• _Exercise directions_
Restate each line of the listing exactly, without carrying over any pictures.

• _Dataset entries_
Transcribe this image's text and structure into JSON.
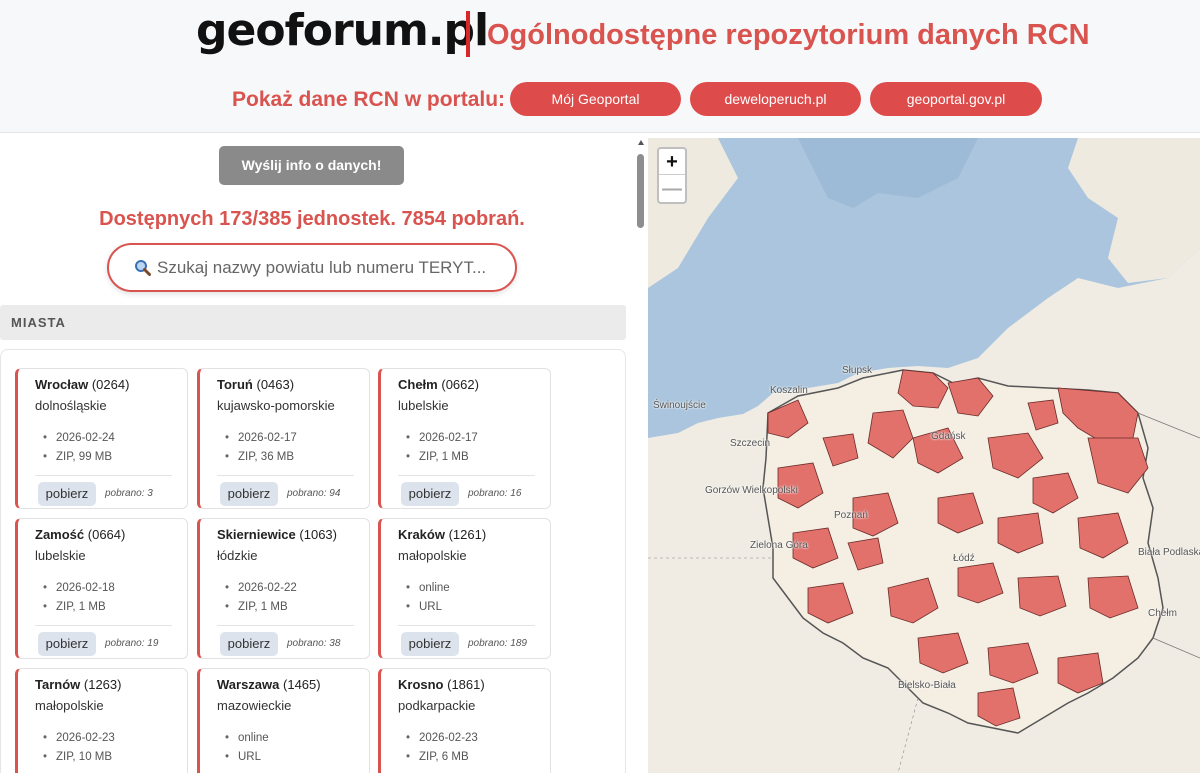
{
  "header": {
    "logo_text": "geoforum.pl",
    "title": "Ogólnodostępne repozytorium danych RCN",
    "portal_label": "Pokaż dane RCN w portalu:",
    "portal_buttons": [
      "Mój Geoportal",
      "deweloperuch.pl",
      "geoportal.gov.pl"
    ],
    "accent_color": "#d9534f"
  },
  "left_panel": {
    "send_button": "Wyślij info o danych!",
    "stats": "Dostępnych 173/385 jednostek. 7854 pobrań.",
    "search": {
      "placeholder": "Szukaj nazwy powiatu lub numeru TERYT...",
      "icon": "magnifier-icon"
    },
    "section_title": "MIASTA",
    "download_label": "pobierz",
    "cards": [
      {
        "city": "Wrocław",
        "code": "(0264)",
        "region": "dolnośląskie",
        "date": "2026-02-24",
        "format": "ZIP, 99 MB",
        "downloads": "pobrano: 3"
      },
      {
        "city": "Toruń",
        "code": "(0463)",
        "region": "kujawsko-pomorskie",
        "date": "2026-02-17",
        "format": "ZIP, 36 MB",
        "downloads": "pobrano: 94"
      },
      {
        "city": "Chełm",
        "code": "(0662)",
        "region": "lubelskie",
        "date": "2026-02-17",
        "format": "ZIP, 1 MB",
        "downloads": "pobrano: 16"
      },
      {
        "city": "Zamość",
        "code": "(0664)",
        "region": "lubelskie",
        "date": "2026-02-18",
        "format": "ZIP, 1 MB",
        "downloads": "pobrano: 19"
      },
      {
        "city": "Skierniewice",
        "code": "(1063)",
        "region": "łódzkie",
        "date": "2026-02-22",
        "format": "ZIP, 1 MB",
        "downloads": "pobrano: 38"
      },
      {
        "city": "Kraków",
        "code": "(1261)",
        "region": "małopolskie",
        "date": "online",
        "format": "URL",
        "downloads": "pobrano: 189"
      },
      {
        "city": "Tarnów",
        "code": "(1263)",
        "region": "małopolskie",
        "date": "2026-02-23",
        "format": "ZIP, 10 MB",
        "downloads": ""
      },
      {
        "city": "Warszawa",
        "code": "(1465)",
        "region": "mazowieckie",
        "date": "online",
        "format": "URL",
        "downloads": ""
      },
      {
        "city": "Krosno",
        "code": "(1861)",
        "region": "podkarpackie",
        "date": "2026-02-23",
        "format": "ZIP, 6 MB",
        "downloads": ""
      }
    ]
  },
  "map": {
    "zoom_in": "+",
    "zoom_out": "—",
    "sea_color": "#aac5dd",
    "land_color": "#eee9df",
    "highlight_color": "#e2706b",
    "labels": [
      "Słupsk",
      "Koszalin",
      "Świnoujście",
      "Szczecin",
      "Gorzów Wielkopolski",
      "Zielona Góra",
      "Poznań",
      "Gdańsk",
      "Łódź",
      "Biała Podlaska",
      "Chełm",
      "Bielsko-Biała"
    ]
  }
}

• _Answer to the problem_
Transcribe this image's text and structure into JSON.
{
  "header": {
    "logo_text": "geoforum.pl",
    "title": "Ogólnodostępne repozytorium danych RCN",
    "portal_label": "Pokaż dane RCN w portalu:",
    "portal_buttons": [
      "Mój Geoportal",
      "deweloperuch.pl",
      "geoportal.gov.pl"
    ],
    "accent_color": "#d9534f"
  },
  "left_panel": {
    "send_button": "Wyślij info o danych!",
    "stats": "Dostępnych 173/385 jednostek. 7854 pobrań.",
    "search": {
      "placeholder": "Szukaj nazwy powiatu lub numeru TERYT...",
      "icon": "magnifier-icon"
    },
    "section_title": "MIASTA",
    "download_label": "pobierz",
    "cards": [
      {
        "city": "Wrocław",
        "code": "(0264)",
        "region": "dolnośląskie",
        "date": "2026-02-24",
        "format": "ZIP, 99 MB",
        "downloads": "pobrano: 3"
      },
      {
        "city": "Toruń",
        "code": "(0463)",
        "region": "kujawsko-pomorskie",
        "date": "2026-02-17",
        "format": "ZIP, 36 MB",
        "downloads": "pobrano: 94"
      },
      {
        "city": "Chełm",
        "code": "(0662)",
        "region": "lubelskie",
        "date": "2026-02-17",
        "format": "ZIP, 1 MB",
        "downloads": "pobrano: 16"
      },
      {
        "city": "Zamość",
        "code": "(0664)",
        "region": "lubelskie",
        "date": "2026-02-18",
        "format": "ZIP, 1 MB",
        "downloads": "pobrano: 19"
      },
      {
        "city": "Skierniewice",
        "code": "(1063)",
        "region": "łódzkie",
        "date": "2026-02-22",
        "format": "ZIP, 1 MB",
        "downloads": "pobrano: 38"
      },
      {
        "city": "Kraków",
        "code": "(1261)",
        "region": "małopolskie",
        "date": "online",
        "format": "URL",
        "downloads": "pobrano: 189"
      },
      {
        "city": "Tarnów",
        "code": "(1263)",
        "region": "małopolskie",
        "date": "2026-02-23",
        "format": "ZIP, 10 MB",
        "downloads": ""
      },
      {
        "city": "Warszawa",
        "code": "(1465)",
        "region": "mazowieckie",
        "date": "online",
        "format": "URL",
        "downloads": ""
      },
      {
        "city": "Krosno",
        "code": "(1861)",
        "region": "podkarpackie",
        "date": "2026-02-23",
        "format": "ZIP, 6 MB",
        "downloads": ""
      }
    ]
  },
  "map": {
    "zoom_in": "+",
    "zoom_out": "—",
    "sea_color": "#aac5dd",
    "land_color": "#eee9df",
    "highlight_color": "#e2706b",
    "labels": [
      "Słupsk",
      "Koszalin",
      "Świnoujście",
      "Szczecin",
      "Gorzów Wielkopolski",
      "Zielona Góra",
      "Poznań",
      "Gdańsk",
      "Łódź",
      "Biała Podlaska",
      "Chełm",
      "Bielsko-Biała"
    ]
  }
}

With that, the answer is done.